[start of Data to process]
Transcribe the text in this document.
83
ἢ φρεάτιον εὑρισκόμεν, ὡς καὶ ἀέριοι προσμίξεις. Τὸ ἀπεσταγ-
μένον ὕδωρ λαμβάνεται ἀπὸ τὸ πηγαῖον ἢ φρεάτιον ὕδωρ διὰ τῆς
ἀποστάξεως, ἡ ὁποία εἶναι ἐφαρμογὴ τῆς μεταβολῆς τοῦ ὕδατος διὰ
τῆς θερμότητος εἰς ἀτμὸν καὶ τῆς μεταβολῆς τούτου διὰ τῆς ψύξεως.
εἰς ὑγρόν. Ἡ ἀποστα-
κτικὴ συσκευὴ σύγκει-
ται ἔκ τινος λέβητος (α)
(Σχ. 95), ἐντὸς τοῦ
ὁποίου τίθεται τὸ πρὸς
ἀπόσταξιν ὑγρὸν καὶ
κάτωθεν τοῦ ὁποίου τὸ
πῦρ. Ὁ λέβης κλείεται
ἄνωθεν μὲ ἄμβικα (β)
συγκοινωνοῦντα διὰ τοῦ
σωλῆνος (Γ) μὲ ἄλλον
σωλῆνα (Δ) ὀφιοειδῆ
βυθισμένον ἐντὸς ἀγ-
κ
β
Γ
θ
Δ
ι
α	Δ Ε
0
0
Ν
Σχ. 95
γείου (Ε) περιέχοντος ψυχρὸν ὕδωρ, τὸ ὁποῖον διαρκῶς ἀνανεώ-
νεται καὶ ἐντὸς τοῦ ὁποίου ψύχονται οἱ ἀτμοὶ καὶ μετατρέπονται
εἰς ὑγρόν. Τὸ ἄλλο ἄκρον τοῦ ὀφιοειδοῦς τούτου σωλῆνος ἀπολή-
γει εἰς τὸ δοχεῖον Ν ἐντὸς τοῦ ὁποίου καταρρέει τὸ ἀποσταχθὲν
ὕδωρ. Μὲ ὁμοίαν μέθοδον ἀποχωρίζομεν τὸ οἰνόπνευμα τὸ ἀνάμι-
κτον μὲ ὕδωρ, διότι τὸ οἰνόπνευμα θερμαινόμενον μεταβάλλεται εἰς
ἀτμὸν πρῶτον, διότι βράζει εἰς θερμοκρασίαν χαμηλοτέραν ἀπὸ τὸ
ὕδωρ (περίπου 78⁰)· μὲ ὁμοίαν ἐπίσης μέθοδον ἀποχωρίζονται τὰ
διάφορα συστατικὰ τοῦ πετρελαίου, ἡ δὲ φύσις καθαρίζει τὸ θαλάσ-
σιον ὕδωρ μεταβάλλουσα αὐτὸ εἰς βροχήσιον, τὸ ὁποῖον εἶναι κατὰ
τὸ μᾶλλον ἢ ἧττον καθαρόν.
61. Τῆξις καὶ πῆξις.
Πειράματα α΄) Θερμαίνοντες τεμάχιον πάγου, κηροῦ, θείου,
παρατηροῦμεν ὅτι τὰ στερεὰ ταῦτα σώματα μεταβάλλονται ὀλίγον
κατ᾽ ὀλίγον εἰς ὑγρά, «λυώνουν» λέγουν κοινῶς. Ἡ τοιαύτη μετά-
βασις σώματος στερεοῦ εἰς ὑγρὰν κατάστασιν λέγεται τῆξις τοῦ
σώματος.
[end of Data to process]
→ **Instruction**: Every line of the material must be returned exactly as it appears.

→ **Answer for this exercise**:
Transcribe the text in this document.
83
ἢ φρεάτιον εὑρισκόμεν, ὡς καὶ ἀέριοι προσμίξεις. Τὸ ἀπεσταγ-
μένον ὕδωρ λαμβάνεται ἀπὸ τὸ πηγαῖον ἢ φρεάτιον ὕδωρ διὰ τῆς
ἀποστάξεως, ἡ ὁποία εἶναι ἐφαρμογὴ τῆς μεταβολῆς τοῦ ὕδατος διὰ
τῆς θερμότητος εἰς ἀτμὸν καὶ τῆς μεταβολῆς τούτου διὰ τῆς ψύξεως.
εἰς ὑγρόν. Ἡ ἀποστα-
κτικὴ συσκευὴ σύγκει-
ται ἔκ τινος λέβητος (α)
(Σχ. 95), ἐντὸς τοῦ
ὁποίου τίθεται τὸ πρὸς
ἀπόσταξιν ὑγρὸν καὶ
κάτωθεν τοῦ ὁποίου τὸ
πῦρ. Ὁ λέβης κλείεται
ἄνωθεν μὲ ἄμβικα (β)
συγκοινωνοῦντα διὰ τοῦ
σωλῆνος (Γ) μὲ ἄλλον
σωλῆνα (Δ) ὀφιοειδῆ
βυθισμένον ἐντὸς ἀγ-
κ
β
Γ
θ
Δ
ι
α	Δ Ε
0
0
Ν
Σχ. 95
γείου (Ε) περιέχοντος ψυχρὸν ὕδωρ, τὸ ὁποῖον διαρκῶς ἀνανεώ-
νεται καὶ ἐντὸς τοῦ ὁποίου ψύχονται οἱ ἀτμοὶ καὶ μετατρέπονται
εἰς ὑγρόν. Τὸ ἄλλο ἄκρον τοῦ ὀφιοειδοῦς τούτου σωλῆνος ἀπολή-
γει εἰς τὸ δοχεῖον Ν ἐντὸς τοῦ ὁποίου καταρρέει τὸ ἀποσταχθὲν
ὕδωρ. Μὲ ὁμοίαν μέθοδον ἀποχωρίζομεν τὸ οἰνόπνευμα τὸ ἀνάμι-
κτον μὲ ὕδωρ, διότι τὸ οἰνόπνευμα θερμαινόμενον μεταβάλλεται εἰς
ἀτμὸν πρῶτον, διότι βράζει εἰς θερμοκρασίαν χαμηλοτέραν ἀπὸ τὸ
ὕδωρ (περίπου 78⁰)· μὲ ὁμοίαν ἐπίσης μέθοδον ἀποχωρίζονται τὰ
διάφορα συστατικὰ τοῦ πετρελαίου, ἡ δὲ φύσις καθαρίζει τὸ θαλάσ-
σιον ὕδωρ μεταβάλλουσα αὐτὸ εἰς βροχήσιον, τὸ ὁποῖον εἶναι κατὰ
τὸ μᾶλλον ἢ ἧττον καθαρόν.
61. Τῆξις καὶ πῆξις.
Πειράματα α΄) Θερμαίνοντες τεμάχιον πάγου, κηροῦ, θείου,
παρατηροῦμεν ὅτι τὰ στερεὰ ταῦτα σώματα μεταβάλλονται ὀλίγον
κατ᾽ ὀλίγον εἰς ὑγρά, «λυώνουν» λέγουν κοινῶς. Ἡ τοιαύτη μετά-
βασις σώματος στερεοῦ εἰς ὑγρὰν κατάστασιν λέγεται τῆξις τοῦ
σώματος.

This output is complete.